### PROMPT
Gather all lines in the records below that include the word "composite".

Raw records:

☆ ☆ ☆

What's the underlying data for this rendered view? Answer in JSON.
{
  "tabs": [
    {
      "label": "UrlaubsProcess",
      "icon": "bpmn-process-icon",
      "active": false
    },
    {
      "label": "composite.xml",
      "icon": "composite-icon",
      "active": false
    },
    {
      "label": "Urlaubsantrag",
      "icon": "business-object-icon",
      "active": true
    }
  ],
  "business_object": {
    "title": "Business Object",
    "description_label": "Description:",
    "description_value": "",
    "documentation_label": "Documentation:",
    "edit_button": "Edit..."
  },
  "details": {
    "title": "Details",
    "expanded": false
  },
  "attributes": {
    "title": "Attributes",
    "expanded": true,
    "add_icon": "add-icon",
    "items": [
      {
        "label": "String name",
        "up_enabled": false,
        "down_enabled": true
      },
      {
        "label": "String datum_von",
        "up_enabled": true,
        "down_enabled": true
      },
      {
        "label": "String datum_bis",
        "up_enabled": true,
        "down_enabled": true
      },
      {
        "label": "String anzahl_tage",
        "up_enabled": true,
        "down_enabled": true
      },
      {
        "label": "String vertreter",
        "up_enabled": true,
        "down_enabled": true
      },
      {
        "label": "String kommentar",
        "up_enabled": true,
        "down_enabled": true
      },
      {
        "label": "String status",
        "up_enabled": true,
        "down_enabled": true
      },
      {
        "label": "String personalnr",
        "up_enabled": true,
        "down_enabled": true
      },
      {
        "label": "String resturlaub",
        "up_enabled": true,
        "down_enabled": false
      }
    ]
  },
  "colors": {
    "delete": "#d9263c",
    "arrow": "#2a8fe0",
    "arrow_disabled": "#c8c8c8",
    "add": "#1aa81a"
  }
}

☆ ☆ ☆

### RESULT OF THIS EXERCISE
      "label": "composite.xml",
      "icon": "composite-icon",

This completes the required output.